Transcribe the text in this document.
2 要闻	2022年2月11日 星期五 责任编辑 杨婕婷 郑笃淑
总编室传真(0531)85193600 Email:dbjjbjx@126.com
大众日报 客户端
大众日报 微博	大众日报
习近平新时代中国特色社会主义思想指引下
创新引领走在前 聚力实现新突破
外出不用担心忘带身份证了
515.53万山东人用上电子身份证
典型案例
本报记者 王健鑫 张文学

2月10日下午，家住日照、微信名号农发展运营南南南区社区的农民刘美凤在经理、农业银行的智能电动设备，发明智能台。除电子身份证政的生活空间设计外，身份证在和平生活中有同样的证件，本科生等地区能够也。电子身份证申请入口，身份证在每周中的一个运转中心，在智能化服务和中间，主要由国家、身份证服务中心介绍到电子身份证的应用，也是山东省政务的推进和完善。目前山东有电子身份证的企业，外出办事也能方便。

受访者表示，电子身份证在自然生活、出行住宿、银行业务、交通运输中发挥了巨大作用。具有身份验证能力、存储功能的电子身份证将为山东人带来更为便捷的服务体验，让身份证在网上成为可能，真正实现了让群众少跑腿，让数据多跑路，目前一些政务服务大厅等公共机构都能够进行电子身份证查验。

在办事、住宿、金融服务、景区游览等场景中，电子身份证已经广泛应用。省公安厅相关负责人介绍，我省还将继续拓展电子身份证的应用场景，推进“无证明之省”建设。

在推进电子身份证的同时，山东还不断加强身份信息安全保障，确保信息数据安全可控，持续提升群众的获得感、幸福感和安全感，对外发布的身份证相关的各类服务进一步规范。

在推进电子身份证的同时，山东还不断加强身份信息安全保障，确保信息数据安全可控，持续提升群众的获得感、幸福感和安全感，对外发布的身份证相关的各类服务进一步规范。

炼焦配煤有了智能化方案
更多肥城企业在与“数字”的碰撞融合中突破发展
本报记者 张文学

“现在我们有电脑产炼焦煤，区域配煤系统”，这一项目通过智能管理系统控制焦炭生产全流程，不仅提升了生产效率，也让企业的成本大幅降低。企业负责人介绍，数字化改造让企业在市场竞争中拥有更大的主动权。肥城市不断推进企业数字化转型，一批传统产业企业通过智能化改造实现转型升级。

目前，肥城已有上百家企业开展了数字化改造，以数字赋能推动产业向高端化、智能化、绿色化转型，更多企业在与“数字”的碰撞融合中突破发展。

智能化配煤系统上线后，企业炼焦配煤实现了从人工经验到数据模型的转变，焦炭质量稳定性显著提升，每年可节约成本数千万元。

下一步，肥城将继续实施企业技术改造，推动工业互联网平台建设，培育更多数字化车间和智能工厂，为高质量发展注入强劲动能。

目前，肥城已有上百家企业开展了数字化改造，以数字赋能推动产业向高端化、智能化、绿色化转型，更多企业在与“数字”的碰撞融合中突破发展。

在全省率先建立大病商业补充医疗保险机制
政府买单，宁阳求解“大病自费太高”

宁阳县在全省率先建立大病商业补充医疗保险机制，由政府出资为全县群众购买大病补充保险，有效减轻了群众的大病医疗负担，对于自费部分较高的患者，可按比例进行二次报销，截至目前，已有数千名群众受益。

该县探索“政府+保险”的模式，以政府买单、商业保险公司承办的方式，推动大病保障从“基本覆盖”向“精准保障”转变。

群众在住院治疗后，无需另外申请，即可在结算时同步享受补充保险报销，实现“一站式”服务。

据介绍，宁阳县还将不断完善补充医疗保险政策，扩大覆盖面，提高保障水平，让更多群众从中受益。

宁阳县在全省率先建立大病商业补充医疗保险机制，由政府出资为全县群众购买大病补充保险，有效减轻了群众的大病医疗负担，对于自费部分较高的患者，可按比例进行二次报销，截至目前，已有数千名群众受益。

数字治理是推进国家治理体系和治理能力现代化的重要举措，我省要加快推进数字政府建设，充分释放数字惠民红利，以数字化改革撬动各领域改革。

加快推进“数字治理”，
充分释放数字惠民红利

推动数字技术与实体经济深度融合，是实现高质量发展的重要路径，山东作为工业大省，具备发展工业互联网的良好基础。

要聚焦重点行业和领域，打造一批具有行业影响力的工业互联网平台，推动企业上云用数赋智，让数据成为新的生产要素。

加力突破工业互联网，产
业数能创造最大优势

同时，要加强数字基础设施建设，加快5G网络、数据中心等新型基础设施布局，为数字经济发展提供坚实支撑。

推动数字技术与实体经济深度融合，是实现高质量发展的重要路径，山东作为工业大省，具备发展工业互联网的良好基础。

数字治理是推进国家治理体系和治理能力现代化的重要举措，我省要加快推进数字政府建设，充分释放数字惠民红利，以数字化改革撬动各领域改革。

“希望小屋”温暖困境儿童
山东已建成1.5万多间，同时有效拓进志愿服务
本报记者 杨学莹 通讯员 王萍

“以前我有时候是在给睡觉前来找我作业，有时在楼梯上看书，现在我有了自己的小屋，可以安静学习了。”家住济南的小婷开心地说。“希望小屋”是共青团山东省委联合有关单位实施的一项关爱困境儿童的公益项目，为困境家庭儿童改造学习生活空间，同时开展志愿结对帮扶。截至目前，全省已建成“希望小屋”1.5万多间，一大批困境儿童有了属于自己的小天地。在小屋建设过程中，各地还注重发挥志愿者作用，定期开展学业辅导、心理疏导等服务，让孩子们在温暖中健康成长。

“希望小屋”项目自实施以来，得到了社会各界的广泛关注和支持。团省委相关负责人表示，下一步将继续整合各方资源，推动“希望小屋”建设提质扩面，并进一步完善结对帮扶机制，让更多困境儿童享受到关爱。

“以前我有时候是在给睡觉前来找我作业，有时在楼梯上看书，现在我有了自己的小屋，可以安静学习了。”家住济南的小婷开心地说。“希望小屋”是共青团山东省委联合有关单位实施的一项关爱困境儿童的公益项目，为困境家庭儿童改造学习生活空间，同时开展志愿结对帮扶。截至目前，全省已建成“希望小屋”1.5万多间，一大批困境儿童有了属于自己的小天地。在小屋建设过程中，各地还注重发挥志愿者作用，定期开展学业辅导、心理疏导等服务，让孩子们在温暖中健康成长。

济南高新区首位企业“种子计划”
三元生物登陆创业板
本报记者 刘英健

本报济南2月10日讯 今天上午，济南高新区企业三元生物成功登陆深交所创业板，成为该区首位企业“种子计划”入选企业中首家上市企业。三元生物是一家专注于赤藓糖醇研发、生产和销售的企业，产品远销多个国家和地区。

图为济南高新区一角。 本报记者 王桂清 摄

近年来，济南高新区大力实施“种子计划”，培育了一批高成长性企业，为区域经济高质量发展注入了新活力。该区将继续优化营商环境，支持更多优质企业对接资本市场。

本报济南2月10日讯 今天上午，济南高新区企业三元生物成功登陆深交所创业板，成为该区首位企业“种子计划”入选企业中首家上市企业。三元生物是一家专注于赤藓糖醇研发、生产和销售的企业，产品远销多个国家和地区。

-.-.-

Instruction
Select every line of the material above holding the word "种子计划" and copy it.

The completed task
济南高新区首位企业“种子计划”
本报济南2月10日讯 今天上午，济南高新区企业三元生物成功登陆深交所创业板，成为该区首位企业“种子计划”入选企业中首家上市企业。三元生物是一家专注于赤藓糖醇研发、生产和销售的企业，产品远销多个国家和地区。
近年来，济南高新区大力实施“种子计划”，培育了一批高成长性企业，为区域经济高质量发展注入了新活力。该区将继续优化营商环境，支持更多优质企业对接资本市场。
本报济南2月10日讯 今天上午，济南高新区企业三元生物成功登陆深交所创业板，成为该区首位企业“种子计划”入选企业中首家上市企业。三元生物是一家专注于赤藓糖醇研发、生产和销售的企业，产品远销多个国家和地区。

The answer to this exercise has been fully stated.